▶ EXERCISE OBJECTIVE: The exercise asks you to copy every line below in which "wall" appears.

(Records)

________

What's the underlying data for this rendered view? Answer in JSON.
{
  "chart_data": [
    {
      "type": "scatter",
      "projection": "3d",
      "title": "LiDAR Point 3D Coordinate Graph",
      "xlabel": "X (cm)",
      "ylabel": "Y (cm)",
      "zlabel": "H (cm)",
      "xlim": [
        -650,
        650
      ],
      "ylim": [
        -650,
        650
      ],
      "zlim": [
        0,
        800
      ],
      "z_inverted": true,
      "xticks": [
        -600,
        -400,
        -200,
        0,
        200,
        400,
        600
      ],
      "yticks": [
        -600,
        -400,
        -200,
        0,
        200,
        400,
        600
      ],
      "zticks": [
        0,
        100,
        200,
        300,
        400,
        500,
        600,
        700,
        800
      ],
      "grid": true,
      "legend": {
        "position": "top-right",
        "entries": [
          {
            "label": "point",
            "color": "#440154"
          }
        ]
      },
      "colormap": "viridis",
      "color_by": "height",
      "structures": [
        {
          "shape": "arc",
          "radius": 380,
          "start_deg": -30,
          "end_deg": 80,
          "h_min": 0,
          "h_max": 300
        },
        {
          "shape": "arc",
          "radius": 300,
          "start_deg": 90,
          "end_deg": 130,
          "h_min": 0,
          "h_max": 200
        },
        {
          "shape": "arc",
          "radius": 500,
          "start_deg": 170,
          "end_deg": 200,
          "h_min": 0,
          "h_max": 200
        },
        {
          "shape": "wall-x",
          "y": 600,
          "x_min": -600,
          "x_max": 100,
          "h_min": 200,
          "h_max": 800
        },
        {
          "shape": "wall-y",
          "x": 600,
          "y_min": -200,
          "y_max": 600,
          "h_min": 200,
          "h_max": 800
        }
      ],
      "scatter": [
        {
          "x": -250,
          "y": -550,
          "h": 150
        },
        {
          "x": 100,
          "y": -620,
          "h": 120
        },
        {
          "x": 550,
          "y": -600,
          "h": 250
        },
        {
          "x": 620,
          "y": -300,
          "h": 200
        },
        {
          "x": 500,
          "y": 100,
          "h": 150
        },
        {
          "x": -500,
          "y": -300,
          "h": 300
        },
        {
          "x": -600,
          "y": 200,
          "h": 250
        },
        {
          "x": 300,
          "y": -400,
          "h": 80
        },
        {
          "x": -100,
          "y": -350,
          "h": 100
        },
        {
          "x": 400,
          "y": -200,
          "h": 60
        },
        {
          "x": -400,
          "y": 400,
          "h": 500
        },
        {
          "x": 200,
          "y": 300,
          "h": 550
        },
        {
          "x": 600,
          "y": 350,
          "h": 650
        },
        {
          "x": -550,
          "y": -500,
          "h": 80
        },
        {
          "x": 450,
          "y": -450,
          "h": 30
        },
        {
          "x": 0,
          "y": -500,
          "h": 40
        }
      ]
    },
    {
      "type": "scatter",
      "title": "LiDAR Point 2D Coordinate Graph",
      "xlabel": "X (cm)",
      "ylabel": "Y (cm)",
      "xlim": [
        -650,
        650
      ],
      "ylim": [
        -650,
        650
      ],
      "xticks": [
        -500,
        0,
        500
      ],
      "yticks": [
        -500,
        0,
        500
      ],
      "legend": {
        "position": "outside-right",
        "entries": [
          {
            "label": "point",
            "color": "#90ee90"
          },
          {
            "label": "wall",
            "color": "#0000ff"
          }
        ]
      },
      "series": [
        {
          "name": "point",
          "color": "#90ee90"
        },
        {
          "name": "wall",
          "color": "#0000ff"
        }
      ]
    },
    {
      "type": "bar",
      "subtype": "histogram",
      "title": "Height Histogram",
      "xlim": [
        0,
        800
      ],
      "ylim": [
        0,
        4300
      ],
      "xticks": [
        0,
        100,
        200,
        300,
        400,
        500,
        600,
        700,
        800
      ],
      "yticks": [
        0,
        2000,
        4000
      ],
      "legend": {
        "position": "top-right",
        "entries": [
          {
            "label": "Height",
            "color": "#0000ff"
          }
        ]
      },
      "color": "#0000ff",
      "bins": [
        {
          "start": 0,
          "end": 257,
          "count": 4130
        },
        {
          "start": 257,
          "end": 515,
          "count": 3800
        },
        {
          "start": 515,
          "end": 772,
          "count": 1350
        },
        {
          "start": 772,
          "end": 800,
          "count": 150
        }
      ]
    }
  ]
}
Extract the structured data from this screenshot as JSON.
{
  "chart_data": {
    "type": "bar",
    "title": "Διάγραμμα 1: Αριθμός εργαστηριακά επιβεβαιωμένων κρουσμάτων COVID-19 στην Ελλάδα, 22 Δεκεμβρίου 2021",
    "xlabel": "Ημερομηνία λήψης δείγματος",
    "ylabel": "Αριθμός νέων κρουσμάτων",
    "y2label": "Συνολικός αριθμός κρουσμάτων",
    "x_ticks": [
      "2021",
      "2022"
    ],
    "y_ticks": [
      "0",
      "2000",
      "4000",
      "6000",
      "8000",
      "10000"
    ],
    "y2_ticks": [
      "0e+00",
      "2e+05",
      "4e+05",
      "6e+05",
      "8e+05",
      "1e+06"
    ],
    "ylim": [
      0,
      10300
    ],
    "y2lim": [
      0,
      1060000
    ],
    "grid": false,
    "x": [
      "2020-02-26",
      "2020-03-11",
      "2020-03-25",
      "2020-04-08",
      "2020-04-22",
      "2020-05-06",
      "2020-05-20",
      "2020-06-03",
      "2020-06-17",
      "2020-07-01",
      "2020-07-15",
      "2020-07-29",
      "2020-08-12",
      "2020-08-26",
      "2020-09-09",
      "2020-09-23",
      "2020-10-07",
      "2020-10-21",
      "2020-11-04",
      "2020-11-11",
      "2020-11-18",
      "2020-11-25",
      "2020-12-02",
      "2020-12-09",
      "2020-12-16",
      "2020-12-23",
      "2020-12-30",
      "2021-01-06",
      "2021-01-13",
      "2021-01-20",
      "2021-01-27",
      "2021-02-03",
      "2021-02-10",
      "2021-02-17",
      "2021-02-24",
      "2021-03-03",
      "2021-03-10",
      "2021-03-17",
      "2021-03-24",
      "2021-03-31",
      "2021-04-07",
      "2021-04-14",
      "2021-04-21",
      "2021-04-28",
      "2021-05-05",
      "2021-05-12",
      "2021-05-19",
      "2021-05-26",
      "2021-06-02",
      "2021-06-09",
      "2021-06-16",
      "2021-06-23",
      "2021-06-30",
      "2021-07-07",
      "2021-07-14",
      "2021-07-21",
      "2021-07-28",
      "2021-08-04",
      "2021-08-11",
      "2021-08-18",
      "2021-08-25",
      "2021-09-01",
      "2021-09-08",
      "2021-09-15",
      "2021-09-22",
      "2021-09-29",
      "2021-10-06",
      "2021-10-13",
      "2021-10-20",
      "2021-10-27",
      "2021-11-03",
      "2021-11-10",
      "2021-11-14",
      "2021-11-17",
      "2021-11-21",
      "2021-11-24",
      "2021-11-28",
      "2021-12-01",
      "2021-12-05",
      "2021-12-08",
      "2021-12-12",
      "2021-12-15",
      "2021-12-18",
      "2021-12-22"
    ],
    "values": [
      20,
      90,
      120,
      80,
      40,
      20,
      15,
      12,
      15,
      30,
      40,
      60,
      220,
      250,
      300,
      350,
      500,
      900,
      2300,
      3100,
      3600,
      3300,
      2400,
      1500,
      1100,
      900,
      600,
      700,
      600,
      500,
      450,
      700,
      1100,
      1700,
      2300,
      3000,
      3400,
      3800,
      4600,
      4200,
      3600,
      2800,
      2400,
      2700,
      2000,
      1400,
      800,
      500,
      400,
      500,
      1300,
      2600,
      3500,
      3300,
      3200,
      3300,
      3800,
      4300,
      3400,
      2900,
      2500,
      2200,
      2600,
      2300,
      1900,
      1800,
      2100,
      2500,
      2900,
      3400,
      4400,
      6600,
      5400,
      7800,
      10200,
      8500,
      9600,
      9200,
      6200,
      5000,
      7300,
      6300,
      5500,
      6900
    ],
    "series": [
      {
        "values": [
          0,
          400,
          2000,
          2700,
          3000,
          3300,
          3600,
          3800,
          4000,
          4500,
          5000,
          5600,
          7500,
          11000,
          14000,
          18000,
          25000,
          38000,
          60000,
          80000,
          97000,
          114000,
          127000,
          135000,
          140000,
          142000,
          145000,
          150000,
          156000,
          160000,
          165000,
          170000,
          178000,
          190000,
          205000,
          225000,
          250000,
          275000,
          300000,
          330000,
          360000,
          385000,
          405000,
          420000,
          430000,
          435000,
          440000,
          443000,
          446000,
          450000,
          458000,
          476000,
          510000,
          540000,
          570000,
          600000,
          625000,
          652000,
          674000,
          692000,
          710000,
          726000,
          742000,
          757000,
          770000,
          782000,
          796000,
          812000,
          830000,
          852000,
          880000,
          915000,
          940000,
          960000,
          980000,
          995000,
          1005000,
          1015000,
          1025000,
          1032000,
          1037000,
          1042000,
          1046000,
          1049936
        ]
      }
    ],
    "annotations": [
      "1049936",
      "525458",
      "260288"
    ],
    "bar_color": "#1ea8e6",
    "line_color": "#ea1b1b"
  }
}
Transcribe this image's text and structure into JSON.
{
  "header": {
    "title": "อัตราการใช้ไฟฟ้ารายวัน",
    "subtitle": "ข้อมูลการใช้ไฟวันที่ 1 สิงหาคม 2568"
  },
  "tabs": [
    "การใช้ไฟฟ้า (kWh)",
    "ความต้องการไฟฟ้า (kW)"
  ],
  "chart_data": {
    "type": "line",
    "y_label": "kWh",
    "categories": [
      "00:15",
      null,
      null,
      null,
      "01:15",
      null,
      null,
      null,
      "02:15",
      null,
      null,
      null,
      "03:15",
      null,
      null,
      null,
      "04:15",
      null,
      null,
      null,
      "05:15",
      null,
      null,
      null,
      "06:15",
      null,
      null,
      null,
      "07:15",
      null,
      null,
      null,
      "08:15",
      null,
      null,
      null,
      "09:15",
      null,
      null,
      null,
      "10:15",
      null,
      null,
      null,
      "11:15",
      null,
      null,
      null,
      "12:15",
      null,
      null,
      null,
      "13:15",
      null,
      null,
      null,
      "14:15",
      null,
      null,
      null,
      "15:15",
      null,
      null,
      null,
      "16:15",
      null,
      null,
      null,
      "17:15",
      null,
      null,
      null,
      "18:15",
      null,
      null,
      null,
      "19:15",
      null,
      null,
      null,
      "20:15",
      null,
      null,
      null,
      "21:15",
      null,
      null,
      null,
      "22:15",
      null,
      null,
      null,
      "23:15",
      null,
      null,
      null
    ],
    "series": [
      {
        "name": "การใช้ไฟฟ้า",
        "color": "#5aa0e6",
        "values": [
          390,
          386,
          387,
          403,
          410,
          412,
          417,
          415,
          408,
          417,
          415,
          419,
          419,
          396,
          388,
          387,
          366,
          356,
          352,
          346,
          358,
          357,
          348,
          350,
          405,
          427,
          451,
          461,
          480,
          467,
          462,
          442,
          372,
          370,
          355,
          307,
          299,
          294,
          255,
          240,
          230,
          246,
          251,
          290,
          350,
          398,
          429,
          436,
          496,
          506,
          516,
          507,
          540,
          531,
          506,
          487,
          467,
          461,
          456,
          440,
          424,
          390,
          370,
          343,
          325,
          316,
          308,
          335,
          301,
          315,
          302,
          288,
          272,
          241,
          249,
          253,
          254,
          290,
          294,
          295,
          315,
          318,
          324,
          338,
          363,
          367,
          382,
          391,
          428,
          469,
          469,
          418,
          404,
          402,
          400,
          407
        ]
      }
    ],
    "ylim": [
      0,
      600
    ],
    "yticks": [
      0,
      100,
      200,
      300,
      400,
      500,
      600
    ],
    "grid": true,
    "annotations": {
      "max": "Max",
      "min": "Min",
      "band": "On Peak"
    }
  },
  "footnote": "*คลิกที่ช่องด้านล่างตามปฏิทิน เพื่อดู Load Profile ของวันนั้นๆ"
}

________

▶ THE COMPLETED TASK:
          "shape": "wall-x",
          "shape": "wall-y",
            "label": "wall",
          "name": "wall",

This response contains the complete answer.